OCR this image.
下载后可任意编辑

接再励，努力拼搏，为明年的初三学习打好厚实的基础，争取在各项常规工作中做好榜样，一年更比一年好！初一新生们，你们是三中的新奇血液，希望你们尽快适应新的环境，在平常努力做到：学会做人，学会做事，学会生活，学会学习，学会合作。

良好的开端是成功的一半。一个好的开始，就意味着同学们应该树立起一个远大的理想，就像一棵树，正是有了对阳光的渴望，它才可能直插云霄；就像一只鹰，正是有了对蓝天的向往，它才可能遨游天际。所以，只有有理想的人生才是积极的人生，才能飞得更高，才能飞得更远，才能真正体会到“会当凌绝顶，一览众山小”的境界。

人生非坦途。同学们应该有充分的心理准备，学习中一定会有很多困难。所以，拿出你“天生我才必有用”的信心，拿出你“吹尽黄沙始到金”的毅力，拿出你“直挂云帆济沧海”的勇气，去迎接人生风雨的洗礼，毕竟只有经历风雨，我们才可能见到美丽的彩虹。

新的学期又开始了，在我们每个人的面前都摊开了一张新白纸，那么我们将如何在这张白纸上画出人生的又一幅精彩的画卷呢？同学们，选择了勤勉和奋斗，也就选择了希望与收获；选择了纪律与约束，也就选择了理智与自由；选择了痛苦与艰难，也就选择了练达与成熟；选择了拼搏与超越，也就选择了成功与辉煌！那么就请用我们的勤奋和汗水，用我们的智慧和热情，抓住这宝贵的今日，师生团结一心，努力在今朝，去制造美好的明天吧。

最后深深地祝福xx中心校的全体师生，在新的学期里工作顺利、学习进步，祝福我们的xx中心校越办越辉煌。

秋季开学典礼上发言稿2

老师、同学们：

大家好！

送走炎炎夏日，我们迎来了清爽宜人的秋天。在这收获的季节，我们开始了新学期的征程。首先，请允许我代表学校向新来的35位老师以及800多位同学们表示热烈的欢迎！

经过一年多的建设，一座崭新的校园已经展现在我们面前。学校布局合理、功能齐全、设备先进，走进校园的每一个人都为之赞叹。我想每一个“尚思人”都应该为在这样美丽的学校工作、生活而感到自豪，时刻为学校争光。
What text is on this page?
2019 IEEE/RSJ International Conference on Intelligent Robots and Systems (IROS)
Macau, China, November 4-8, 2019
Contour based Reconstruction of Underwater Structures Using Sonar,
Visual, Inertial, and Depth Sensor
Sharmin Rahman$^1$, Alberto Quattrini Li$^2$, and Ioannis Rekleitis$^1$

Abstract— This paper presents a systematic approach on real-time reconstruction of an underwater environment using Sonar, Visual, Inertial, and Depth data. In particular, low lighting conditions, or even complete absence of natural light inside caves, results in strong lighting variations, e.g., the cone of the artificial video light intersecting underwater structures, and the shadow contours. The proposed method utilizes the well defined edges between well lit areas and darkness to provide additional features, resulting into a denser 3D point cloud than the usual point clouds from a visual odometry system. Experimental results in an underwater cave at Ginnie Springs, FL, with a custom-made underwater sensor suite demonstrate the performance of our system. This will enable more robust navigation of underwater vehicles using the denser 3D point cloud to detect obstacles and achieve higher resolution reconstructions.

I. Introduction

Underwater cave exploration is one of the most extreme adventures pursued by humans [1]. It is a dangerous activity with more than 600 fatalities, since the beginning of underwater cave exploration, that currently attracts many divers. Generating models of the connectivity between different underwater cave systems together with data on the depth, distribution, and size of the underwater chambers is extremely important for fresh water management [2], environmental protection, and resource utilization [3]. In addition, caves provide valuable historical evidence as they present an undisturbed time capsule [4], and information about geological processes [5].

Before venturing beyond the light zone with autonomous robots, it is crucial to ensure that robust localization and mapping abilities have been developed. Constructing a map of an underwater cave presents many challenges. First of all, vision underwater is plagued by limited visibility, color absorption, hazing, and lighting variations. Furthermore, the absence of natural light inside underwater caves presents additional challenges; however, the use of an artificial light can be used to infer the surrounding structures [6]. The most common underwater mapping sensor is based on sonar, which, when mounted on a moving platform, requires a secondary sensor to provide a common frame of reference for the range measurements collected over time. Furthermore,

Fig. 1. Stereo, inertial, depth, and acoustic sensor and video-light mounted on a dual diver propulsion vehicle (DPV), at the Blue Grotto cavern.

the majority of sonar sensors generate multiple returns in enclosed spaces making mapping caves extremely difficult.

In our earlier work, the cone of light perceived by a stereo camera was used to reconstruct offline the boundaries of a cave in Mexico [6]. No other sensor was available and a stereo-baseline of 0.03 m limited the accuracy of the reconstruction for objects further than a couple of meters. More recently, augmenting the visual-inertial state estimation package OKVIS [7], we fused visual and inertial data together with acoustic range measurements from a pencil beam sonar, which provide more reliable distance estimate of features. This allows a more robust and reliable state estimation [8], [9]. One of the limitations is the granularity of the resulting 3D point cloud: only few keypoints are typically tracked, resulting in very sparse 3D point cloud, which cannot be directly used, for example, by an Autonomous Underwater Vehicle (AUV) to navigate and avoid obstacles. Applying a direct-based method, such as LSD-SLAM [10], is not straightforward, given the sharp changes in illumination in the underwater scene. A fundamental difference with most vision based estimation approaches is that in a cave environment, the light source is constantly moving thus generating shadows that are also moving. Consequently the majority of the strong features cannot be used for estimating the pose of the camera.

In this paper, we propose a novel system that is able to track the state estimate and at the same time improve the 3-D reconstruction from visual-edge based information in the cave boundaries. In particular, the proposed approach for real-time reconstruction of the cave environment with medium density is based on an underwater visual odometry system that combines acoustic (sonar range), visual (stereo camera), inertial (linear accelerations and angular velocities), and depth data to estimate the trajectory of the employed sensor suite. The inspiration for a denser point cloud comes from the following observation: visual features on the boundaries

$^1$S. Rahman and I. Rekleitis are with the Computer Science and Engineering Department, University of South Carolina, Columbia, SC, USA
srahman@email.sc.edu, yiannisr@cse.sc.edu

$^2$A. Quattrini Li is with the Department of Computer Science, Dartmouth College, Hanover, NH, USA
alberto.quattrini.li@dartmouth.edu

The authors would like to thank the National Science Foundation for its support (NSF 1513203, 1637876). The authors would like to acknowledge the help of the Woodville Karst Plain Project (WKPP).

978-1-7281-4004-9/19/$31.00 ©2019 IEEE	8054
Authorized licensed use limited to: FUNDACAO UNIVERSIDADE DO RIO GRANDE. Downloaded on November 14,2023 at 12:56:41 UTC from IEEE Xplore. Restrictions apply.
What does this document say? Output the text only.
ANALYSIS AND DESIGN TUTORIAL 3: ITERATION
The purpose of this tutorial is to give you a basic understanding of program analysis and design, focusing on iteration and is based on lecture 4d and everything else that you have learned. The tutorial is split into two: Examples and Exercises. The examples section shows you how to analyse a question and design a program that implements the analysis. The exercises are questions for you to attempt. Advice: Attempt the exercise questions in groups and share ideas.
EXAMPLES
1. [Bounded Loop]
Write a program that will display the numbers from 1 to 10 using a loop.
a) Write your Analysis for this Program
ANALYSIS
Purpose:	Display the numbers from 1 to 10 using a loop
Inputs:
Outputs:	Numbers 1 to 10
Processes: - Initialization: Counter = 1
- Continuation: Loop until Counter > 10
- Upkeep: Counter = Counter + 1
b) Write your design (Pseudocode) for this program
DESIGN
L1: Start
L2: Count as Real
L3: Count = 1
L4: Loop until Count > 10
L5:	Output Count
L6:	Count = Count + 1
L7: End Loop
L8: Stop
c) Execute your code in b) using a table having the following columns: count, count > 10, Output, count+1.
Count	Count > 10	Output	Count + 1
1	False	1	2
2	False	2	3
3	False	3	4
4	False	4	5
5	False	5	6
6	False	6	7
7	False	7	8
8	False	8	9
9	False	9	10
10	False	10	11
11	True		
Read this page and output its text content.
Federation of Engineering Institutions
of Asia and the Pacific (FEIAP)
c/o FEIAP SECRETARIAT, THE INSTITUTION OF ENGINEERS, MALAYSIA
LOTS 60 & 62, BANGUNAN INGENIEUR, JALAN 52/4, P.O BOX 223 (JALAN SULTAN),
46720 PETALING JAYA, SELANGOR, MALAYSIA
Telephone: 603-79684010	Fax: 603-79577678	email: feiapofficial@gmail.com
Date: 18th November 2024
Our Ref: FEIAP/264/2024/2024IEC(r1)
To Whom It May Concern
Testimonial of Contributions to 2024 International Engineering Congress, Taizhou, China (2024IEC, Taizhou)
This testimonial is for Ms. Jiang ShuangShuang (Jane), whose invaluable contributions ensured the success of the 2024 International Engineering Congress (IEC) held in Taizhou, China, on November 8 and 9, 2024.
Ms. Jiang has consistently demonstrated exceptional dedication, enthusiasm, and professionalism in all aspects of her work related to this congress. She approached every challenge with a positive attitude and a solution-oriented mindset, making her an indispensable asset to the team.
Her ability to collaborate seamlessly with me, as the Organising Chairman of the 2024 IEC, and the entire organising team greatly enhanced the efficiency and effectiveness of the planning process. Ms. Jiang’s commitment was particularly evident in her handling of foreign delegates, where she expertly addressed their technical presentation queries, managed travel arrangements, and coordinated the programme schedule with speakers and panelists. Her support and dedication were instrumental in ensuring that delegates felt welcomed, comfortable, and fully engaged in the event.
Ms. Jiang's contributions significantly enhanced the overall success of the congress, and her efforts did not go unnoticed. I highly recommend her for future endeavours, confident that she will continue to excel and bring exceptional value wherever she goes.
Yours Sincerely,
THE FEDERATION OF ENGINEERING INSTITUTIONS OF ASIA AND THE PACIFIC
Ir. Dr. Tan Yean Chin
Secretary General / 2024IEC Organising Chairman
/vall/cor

• WHAT THIS TASK INVOLVES:
Filter the data for the string "Write" and copy every line that has it.

• RESULT FOR THIS EXERCISE:
Write a program that will display the numbers from 1 to 10 using a loop.
a) Write your Analysis for this Program
b) Write your design (Pseudocode) for this program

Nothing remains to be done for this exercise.